§ YOUR TASK:
Copy each line of the material below that includes the string "Bukit".

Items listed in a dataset
.....
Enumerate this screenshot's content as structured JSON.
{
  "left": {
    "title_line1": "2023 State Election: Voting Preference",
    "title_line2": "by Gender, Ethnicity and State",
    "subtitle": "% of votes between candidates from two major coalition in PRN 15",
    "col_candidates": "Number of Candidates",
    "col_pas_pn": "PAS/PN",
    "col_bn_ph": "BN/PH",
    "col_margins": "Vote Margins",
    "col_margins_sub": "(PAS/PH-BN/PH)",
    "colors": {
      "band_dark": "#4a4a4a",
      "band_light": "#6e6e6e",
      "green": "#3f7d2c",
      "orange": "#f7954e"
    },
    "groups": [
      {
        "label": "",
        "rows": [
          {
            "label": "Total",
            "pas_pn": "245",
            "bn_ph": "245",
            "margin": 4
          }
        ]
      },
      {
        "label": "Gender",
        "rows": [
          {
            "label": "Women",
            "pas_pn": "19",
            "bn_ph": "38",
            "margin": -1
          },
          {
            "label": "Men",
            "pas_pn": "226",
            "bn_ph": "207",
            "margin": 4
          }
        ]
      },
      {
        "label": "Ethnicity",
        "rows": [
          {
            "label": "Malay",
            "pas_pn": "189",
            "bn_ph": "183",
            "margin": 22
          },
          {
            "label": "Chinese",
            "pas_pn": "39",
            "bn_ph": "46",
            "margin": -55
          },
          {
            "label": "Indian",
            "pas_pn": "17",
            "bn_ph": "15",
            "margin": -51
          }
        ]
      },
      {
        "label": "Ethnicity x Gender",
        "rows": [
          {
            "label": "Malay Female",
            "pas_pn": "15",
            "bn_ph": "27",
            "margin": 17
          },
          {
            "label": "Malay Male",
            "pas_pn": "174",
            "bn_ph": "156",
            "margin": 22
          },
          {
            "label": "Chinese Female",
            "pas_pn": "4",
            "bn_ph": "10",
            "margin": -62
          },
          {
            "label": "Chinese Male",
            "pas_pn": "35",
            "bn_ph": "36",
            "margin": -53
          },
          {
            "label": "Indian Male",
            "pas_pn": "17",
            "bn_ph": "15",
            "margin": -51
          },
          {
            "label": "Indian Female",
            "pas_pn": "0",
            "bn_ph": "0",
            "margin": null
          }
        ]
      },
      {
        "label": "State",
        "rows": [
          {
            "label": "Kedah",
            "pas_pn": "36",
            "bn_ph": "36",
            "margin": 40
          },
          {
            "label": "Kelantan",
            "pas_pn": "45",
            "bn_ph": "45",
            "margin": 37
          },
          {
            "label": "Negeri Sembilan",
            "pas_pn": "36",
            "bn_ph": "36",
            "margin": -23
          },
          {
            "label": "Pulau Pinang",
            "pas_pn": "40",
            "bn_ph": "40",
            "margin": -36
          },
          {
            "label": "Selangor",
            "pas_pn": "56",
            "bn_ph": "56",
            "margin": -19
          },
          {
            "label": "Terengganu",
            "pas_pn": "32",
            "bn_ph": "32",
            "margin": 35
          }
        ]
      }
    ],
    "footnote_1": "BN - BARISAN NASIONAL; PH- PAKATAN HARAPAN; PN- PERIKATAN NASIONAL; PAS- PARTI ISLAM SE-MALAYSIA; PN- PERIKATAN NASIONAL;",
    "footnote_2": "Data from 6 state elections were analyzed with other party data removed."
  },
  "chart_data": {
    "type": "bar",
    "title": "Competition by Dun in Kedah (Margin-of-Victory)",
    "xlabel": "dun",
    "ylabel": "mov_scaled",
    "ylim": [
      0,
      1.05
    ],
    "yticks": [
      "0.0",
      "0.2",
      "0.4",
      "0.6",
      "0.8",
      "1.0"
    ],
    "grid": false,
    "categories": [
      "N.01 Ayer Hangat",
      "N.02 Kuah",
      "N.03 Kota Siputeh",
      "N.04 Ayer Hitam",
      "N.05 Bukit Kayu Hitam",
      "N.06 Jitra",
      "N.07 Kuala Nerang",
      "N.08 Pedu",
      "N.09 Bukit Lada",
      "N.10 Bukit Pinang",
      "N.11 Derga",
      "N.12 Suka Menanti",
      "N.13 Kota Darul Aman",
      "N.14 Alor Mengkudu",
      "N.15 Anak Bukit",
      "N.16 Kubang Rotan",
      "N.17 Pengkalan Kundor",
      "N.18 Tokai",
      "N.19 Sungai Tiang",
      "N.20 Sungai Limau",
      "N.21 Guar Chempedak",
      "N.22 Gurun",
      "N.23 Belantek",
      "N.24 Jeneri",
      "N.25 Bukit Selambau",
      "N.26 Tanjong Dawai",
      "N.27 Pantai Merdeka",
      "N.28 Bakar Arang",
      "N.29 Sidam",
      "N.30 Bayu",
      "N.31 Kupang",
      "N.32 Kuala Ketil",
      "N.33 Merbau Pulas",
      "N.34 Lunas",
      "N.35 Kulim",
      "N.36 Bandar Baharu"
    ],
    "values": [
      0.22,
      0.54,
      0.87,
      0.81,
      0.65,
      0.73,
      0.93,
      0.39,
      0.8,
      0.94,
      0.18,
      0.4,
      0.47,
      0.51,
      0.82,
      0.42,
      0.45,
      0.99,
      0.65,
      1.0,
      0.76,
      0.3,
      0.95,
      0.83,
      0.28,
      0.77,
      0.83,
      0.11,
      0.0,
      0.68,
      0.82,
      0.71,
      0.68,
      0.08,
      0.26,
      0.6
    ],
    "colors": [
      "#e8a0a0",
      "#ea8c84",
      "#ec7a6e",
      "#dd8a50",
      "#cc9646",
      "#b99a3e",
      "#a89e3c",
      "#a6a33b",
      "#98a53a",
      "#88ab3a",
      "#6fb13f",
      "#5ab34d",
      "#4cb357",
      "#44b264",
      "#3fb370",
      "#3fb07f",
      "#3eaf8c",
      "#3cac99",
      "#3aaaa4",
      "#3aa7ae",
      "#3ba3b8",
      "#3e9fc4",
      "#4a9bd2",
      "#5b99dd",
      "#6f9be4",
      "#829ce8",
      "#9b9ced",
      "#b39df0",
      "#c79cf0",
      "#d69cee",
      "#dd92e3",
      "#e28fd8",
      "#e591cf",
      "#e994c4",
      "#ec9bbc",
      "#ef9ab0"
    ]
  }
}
.....
§ THE SOLUTION:
      "N.05 Bukit Kayu Hitam",
      "N.09 Bukit Lada",
      "N.10 Bukit Pinang",
      "N.15 Anak Bukit",
      "N.25 Bukit Selambau",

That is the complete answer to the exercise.